Records for processing:
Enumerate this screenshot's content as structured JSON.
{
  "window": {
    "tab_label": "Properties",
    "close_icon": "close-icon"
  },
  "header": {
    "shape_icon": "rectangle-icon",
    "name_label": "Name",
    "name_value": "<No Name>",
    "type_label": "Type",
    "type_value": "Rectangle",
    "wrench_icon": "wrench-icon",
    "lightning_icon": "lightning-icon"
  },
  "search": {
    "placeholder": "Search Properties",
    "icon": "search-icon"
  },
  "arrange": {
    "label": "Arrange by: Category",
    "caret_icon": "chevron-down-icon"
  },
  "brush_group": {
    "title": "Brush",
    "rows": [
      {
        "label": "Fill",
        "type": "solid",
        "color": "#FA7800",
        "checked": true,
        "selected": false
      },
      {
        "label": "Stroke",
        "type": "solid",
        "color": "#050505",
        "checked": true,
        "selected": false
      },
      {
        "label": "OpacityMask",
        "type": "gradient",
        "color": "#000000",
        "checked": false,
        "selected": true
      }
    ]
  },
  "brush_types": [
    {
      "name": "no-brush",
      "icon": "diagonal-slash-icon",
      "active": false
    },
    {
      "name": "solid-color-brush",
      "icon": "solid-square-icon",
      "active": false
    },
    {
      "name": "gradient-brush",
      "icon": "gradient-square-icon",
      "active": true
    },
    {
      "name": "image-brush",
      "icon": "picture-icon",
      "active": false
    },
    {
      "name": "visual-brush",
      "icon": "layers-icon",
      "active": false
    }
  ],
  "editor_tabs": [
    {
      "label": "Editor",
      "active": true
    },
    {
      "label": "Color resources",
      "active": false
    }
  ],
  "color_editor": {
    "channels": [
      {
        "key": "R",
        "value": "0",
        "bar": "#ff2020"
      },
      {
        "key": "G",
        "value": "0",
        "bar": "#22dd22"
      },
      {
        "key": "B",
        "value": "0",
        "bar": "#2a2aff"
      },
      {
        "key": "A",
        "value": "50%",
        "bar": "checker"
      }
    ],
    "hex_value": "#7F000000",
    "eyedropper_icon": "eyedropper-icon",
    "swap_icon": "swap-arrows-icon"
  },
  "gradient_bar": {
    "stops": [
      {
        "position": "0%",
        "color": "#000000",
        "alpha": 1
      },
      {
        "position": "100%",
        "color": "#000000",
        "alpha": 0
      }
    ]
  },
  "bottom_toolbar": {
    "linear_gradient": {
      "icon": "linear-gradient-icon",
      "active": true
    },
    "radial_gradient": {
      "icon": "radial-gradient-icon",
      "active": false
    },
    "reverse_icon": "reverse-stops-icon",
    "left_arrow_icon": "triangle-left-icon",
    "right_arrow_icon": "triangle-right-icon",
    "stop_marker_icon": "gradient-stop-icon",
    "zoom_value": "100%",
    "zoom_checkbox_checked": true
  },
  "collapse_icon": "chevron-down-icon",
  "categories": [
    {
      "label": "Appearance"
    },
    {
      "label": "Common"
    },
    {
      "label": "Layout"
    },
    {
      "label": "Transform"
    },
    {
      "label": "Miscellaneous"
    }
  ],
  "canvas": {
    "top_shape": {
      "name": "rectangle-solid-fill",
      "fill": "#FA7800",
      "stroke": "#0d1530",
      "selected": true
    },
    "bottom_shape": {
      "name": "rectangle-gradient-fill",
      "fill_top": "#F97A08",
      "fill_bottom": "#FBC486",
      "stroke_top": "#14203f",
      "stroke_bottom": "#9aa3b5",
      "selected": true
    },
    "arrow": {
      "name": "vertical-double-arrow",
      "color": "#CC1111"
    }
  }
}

Short exercise:
From the listing above, reproduce all the lines exactly.

Answer to the exercise:
Enumerate this screenshot's content as structured JSON.
{
  "window": {
    "tab_label": "Properties",
    "close_icon": "close-icon"
  },
  "header": {
    "shape_icon": "rectangle-icon",
    "name_label": "Name",
    "name_value": "<No Name>",
    "type_label": "Type",
    "type_value": "Rectangle",
    "wrench_icon": "wrench-icon",
    "lightning_icon": "lightning-icon"
  },
  "search": {
    "placeholder": "Search Properties",
    "icon": "search-icon"
  },
  "arrange": {
    "label": "Arrange by: Category",
    "caret_icon": "chevron-down-icon"
  },
  "brush_group": {
    "title": "Brush",
    "rows": [
      {
        "label": "Fill",
        "type": "solid",
        "color": "#FA7800",
        "checked": true,
        "selected": false
      },
      {
        "label": "Stroke",
        "type": "solid",
        "color": "#050505",
        "checked": true,
        "selected": false
      },
      {
        "label": "OpacityMask",
        "type": "gradient",
        "color": "#000000",
        "checked": false,
        "selected": true
      }
    ]
  },
  "brush_types": [
    {
      "name": "no-brush",
      "icon": "diagonal-slash-icon",
      "active": false
    },
    {
      "name": "solid-color-brush",
      "icon": "solid-square-icon",
      "active": false
    },
    {
      "name": "gradient-brush",
      "icon": "gradient-square-icon",
      "active": true
    },
    {
      "name": "image-brush",
      "icon": "picture-icon",
      "active": false
    },
    {
      "name": "visual-brush",
      "icon": "layers-icon",
      "active": false
    }
  ],
  "editor_tabs": [
    {
      "label": "Editor",
      "active": true
    },
    {
      "label": "Color resources",
      "active": false
    }
  ],
  "color_editor": {
    "channels": [
      {
        "key": "R",
        "value": "0",
        "bar": "#ff2020"
      },
      {
        "key": "G",
        "value": "0",
        "bar": "#22dd22"
      },
      {
        "key": "B",
        "value": "0",
        "bar": "#2a2aff"
      },
      {
        "key": "A",
        "value": "50%",
        "bar": "checker"
      }
    ],
    "hex_value": "#7F000000",
    "eyedropper_icon": "eyedropper-icon",
    "swap_icon": "swap-arrows-icon"
  },
  "gradient_bar": {
    "stops": [
      {
        "position": "0%",
        "color": "#000000",
        "alpha": 1
      },
      {
        "position": "100%",
        "color": "#000000",
        "alpha": 0
      }
    ]
  },
  "bottom_toolbar": {
    "linear_gradient": {
      "icon": "linear-gradient-icon",
      "active": true
    },
    "radial_gradient": {
      "icon": "radial-gradient-icon",
      "active": false
    },
    "reverse_icon": "reverse-stops-icon",
    "left_arrow_icon": "triangle-left-icon",
    "right_arrow_icon": "triangle-right-icon",
    "stop_marker_icon": "gradient-stop-icon",
    "zoom_value": "100%",
    "zoom_checkbox_checked": true
  },
  "collapse_icon": "chevron-down-icon",
  "categories": [
    {
      "label": "Appearance"
    },
    {
      "label": "Common"
    },
    {
      "label": "Layout"
    },
    {
      "label": "Transform"
    },
    {
      "label": "Miscellaneous"
    }
  ],
  "canvas": {
    "top_shape": {
      "name": "rectangle-solid-fill",
      "fill": "#FA7800",
      "stroke": "#0d1530",
      "selected": true
    },
    "bottom_shape": {
      "name": "rectangle-gradient-fill",
      "fill_top": "#F97A08",
      "fill_bottom": "#FBC486",
      "stroke_top": "#14203f",
      "stroke_bottom": "#9aa3b5",
      "selected": true
    },
    "arrow": {
      "name": "vertical-double-arrow",
      "color": "#CC1111"
    }
  }
}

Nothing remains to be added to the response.